Lines that contain the string "usuarios" are to be copied; leave out all others.

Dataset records
# # # # # # #
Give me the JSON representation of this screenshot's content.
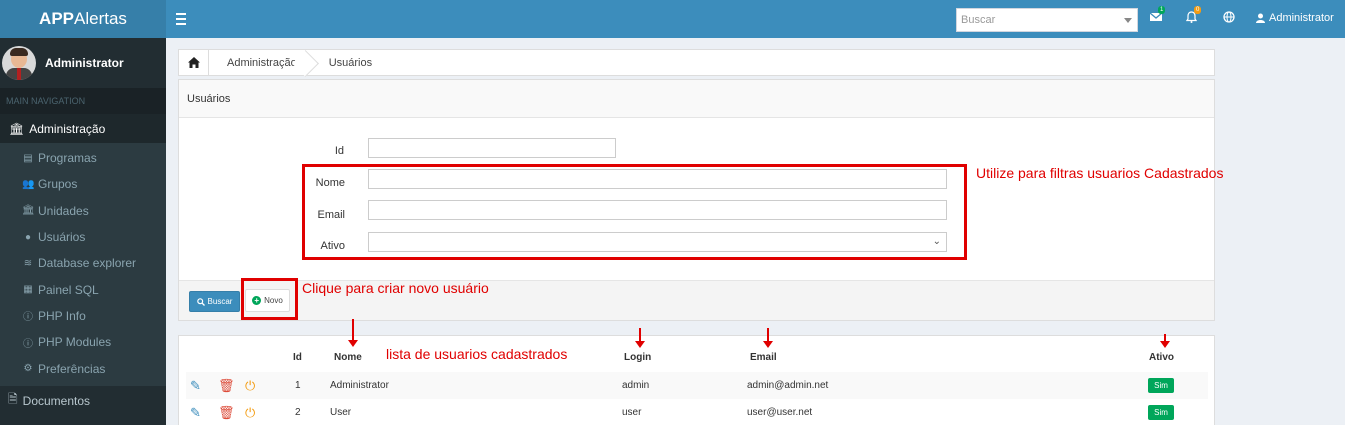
{
  "app": {
    "logo_bold": "APP",
    "logo_rest": "Alertas",
    "search_placeholder": "Buscar",
    "mail_badge": "1",
    "bell_badge": "0",
    "user_label": "Administrator",
    "colors": {
      "navbar": "#3c8dbc",
      "logo": "#367fa9",
      "sidebar": "#222d32",
      "badge_mail": "#00a65a",
      "badge_bell": "#f39c12"
    }
  },
  "sidebar": {
    "user_name": "Administrator",
    "nav_header": "MAIN NAVIGATION",
    "section": {
      "label": "Administração",
      "icon": "bank-icon"
    },
    "items": [
      {
        "label": "Programas",
        "icon": "file-icon"
      },
      {
        "label": "Grupos",
        "icon": "users-icon"
      },
      {
        "label": "Unidades",
        "icon": "bank-icon"
      },
      {
        "label": "Usuários",
        "icon": "user-icon"
      },
      {
        "label": "Database explorer",
        "icon": "database-icon"
      },
      {
        "label": "Painel SQL",
        "icon": "table-icon"
      },
      {
        "label": "PHP Info",
        "icon": "info-icon"
      },
      {
        "label": "PHP Modules",
        "icon": "info-icon"
      },
      {
        "label": "Preferências",
        "icon": "gear-icon"
      }
    ],
    "documents": {
      "label": "Documentos",
      "icon": "document-icon"
    }
  },
  "breadcrumb": [
    "Administração",
    "Usuários"
  ],
  "form": {
    "title": "Usuários",
    "labels": {
      "id": "Id",
      "nome": "Nome",
      "email": "Email",
      "ativo": "Ativo"
    },
    "values": {
      "id": "",
      "nome": "",
      "email": "",
      "ativo": ""
    },
    "buttons": {
      "buscar": "Buscar",
      "novo": "Novo"
    }
  },
  "table": {
    "headers": {
      "id": "Id",
      "nome": "Nome",
      "login": "Login",
      "email": "Email",
      "ativo": "Ativo"
    },
    "rows": [
      {
        "id": "1",
        "nome": "Administrator",
        "login": "admin",
        "email": "admin@admin.net",
        "ativo": "Sim"
      },
      {
        "id": "2",
        "nome": "User",
        "login": "user",
        "email": "user@user.net",
        "ativo": "Sim"
      }
    ]
  },
  "annotations": {
    "filters": "Utilize para filtras usuarios Cadastrados",
    "new": "Clique para criar novo usuário",
    "list": "lista de usuarios cadastrados",
    "color": "#e00000"
  }
}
# # # # # # #
## PROBLEM SOLUTION
    "filters": "Utilize para filtras usuarios Cadastrados",
    "list": "lista de usuarios cadastrados",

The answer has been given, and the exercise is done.